_What the task asks_
What follows is a listing. Return every line of it exactly.

_Task material_
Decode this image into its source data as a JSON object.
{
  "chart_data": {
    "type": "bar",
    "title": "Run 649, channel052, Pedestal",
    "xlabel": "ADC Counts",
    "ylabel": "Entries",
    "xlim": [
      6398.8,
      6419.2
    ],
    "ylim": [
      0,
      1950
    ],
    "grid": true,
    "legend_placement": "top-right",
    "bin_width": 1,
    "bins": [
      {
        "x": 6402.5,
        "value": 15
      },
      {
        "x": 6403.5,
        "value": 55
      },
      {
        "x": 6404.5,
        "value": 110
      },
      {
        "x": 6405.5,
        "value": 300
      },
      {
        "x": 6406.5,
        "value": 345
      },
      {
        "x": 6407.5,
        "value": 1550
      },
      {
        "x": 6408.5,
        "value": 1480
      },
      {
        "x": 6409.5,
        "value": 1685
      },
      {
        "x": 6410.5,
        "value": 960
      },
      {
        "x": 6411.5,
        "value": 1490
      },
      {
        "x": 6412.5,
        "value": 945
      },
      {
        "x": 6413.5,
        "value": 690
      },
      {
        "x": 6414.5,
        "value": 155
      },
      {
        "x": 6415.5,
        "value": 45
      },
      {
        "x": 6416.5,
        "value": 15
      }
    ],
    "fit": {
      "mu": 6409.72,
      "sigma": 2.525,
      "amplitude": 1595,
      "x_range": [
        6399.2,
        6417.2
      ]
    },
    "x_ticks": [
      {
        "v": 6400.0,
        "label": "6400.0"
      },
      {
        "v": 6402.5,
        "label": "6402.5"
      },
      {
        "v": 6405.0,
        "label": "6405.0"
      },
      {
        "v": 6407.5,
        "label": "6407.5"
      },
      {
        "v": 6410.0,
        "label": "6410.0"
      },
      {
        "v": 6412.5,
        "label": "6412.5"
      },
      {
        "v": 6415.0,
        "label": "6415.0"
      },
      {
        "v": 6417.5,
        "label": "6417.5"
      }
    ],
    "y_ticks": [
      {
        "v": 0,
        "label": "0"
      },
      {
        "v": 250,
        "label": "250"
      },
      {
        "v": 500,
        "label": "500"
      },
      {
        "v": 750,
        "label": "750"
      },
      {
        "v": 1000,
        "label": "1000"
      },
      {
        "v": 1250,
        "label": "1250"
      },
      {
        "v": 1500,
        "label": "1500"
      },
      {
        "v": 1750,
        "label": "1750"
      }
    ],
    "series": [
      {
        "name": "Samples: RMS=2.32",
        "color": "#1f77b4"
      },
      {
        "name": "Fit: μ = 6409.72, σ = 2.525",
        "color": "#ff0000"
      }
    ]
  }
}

_The response_
Decode this image into its source data as a JSON object.
{
  "chart_data": {
    "type": "bar",
    "title": "Run 649, channel052, Pedestal",
    "xlabel": "ADC Counts",
    "ylabel": "Entries",
    "xlim": [
      6398.8,
      6419.2
    ],
    "ylim": [
      0,
      1950
    ],
    "grid": true,
    "legend_placement": "top-right",
    "bin_width": 1,
    "bins": [
      {
        "x": 6402.5,
        "value": 15
      },
      {
        "x": 6403.5,
        "value": 55
      },
      {
        "x": 6404.5,
        "value": 110
      },
      {
        "x": 6405.5,
        "value": 300
      },
      {
        "x": 6406.5,
        "value": 345
      },
      {
        "x": 6407.5,
        "value": 1550
      },
      {
        "x": 6408.5,
        "value": 1480
      },
      {
        "x": 6409.5,
        "value": 1685
      },
      {
        "x": 6410.5,
        "value": 960
      },
      {
        "x": 6411.5,
        "value": 1490
      },
      {
        "x": 6412.5,
        "value": 945
      },
      {
        "x": 6413.5,
        "value": 690
      },
      {
        "x": 6414.5,
        "value": 155
      },
      {
        "x": 6415.5,
        "value": 45
      },
      {
        "x": 6416.5,
        "value": 15
      }
    ],
    "fit": {
      "mu": 6409.72,
      "sigma": 2.525,
      "amplitude": 1595,
      "x_range": [
        6399.2,
        6417.2
      ]
    },
    "x_ticks": [
      {
        "v": 6400.0,
        "label": "6400.0"
      },
      {
        "v": 6402.5,
        "label": "6402.5"
      },
      {
        "v": 6405.0,
        "label": "6405.0"
      },
      {
        "v": 6407.5,
        "label": "6407.5"
      },
      {
        "v": 6410.0,
        "label": "6410.0"
      },
      {
        "v": 6412.5,
        "label": "6412.5"
      },
      {
        "v": 6415.0,
        "label": "6415.0"
      },
      {
        "v": 6417.5,
        "label": "6417.5"
      }
    ],
    "y_ticks": [
      {
        "v": 0,
        "label": "0"
      },
      {
        "v": 250,
        "label": "250"
      },
      {
        "v": 500,
        "label": "500"
      },
      {
        "v": 750,
        "label": "750"
      },
      {
        "v": 1000,
        "label": "1000"
      },
      {
        "v": 1250,
        "label": "1250"
      },
      {
        "v": 1500,
        "label": "1500"
      },
      {
        "v": 1750,
        "label": "1750"
      }
    ],
    "series": [
      {
        "name": "Samples: RMS=2.32",
        "color": "#1f77b4"
      },
      {
        "name": "Fit: μ = 6409.72, σ = 2.525",
        "color": "#ff0000"
      }
    ]
  }
}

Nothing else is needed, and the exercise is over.